**Exercise instructions**.
Copy out all lines of the records in which the word "крови" appears.

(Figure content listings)
-*-*-

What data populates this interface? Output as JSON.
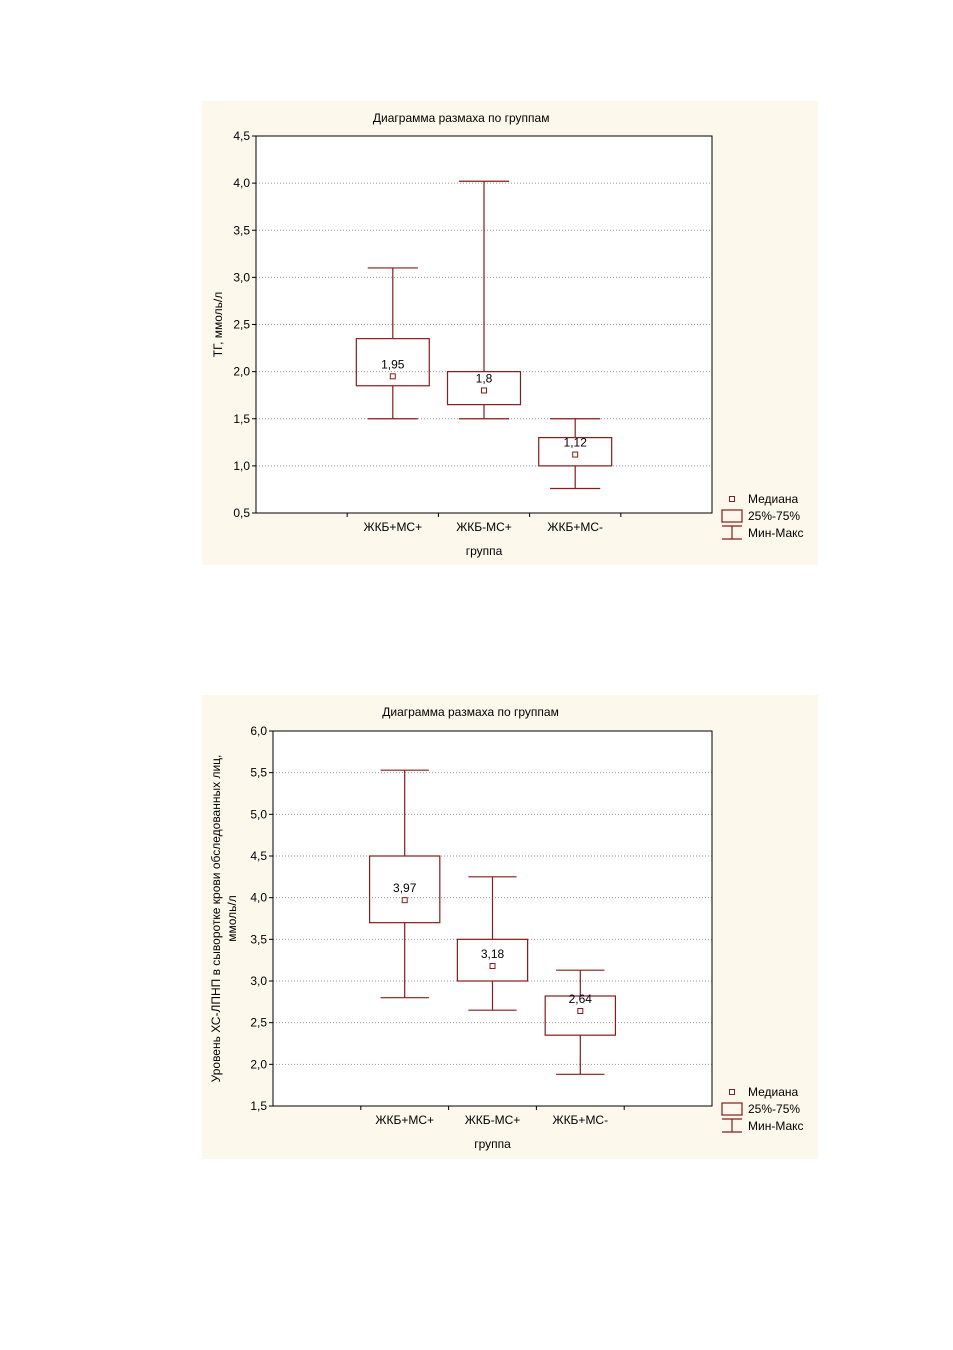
{
  "colors": {
    "box": "#8b1a1a",
    "grid": "#999999",
    "panel_bg": "#fcf8ec",
    "plot_bg": "#ffffff"
  },
  "chart_data": [
    {
      "type": "box",
      "title": "Диаграмма размаха по группам",
      "xlabel": "группа",
      "ylabel": "ТГ, ммоль/л",
      "ylim": [
        0.5,
        4.5
      ],
      "yticks": [
        0.5,
        1.0,
        1.5,
        2.0,
        2.5,
        3.0,
        3.5,
        4.0,
        4.5
      ],
      "ytick_labels": [
        "0,5",
        "1,0",
        "1,5",
        "2,0",
        "2,5",
        "3,0",
        "3,5",
        "4,0",
        "4,5"
      ],
      "grid": true,
      "legend_position": "bottom-right",
      "legend": [
        "Медиана",
        "25%-75%",
        "Мин-Макс"
      ],
      "categories": [
        "ЖКБ+МС+",
        "ЖКБ-МС+",
        "ЖКБ+МС-"
      ],
      "boxes": [
        {
          "min": 1.5,
          "q1": 1.85,
          "median": 1.95,
          "q3": 2.35,
          "max": 3.1,
          "label": "1,95"
        },
        {
          "min": 1.5,
          "q1": 1.65,
          "median": 1.8,
          "q3": 2.0,
          "max": 4.02,
          "label": "1,8"
        },
        {
          "min": 0.76,
          "q1": 1.0,
          "median": 1.12,
          "q3": 1.3,
          "max": 1.5,
          "label": "1,12"
        }
      ]
    },
    {
      "type": "box",
      "title": "Диаграмма размаха по группам",
      "xlabel": "группа",
      "ylabel": "Уровень ХС-ЛПНП в сыворотке крови обследованных лиц, ммоль/л",
      "ylabel_lines": [
        "Уровень ХС-ЛПНП в сыворотке крови обследованных лиц,",
        "ммоль/л"
      ],
      "ylim": [
        1.5,
        6.0
      ],
      "yticks": [
        1.5,
        2.0,
        2.5,
        3.0,
        3.5,
        4.0,
        4.5,
        5.0,
        5.5,
        6.0
      ],
      "ytick_labels": [
        "1,5",
        "2,0",
        "2,5",
        "3,0",
        "3,5",
        "4,0",
        "4,5",
        "5,0",
        "5,5",
        "6,0"
      ],
      "grid": true,
      "legend_position": "bottom-right",
      "legend": [
        "Медиана",
        "25%-75%",
        "Мин-Макс"
      ],
      "categories": [
        "ЖКБ+МС+",
        "ЖКБ-МС+",
        "ЖКБ+МС-"
      ],
      "boxes": [
        {
          "min": 2.8,
          "q1": 3.7,
          "median": 3.97,
          "q3": 4.5,
          "max": 5.53,
          "label": "3,97"
        },
        {
          "min": 2.65,
          "q1": 3.0,
          "median": 3.18,
          "q3": 3.5,
          "max": 4.25,
          "label": "3,18"
        },
        {
          "min": 1.88,
          "q1": 2.35,
          "median": 2.64,
          "q3": 2.82,
          "max": 3.13,
          "label": "2,64"
        }
      ]
    }
  ]
}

-*-*-

**Answer to the task**.
      "ylabel": "Уровень ХС-ЛПНП в сыворотке крови обследованных лиц, ммоль/л",
        "Уровень ХС-ЛПНП в сыворотке крови обследованных лиц,",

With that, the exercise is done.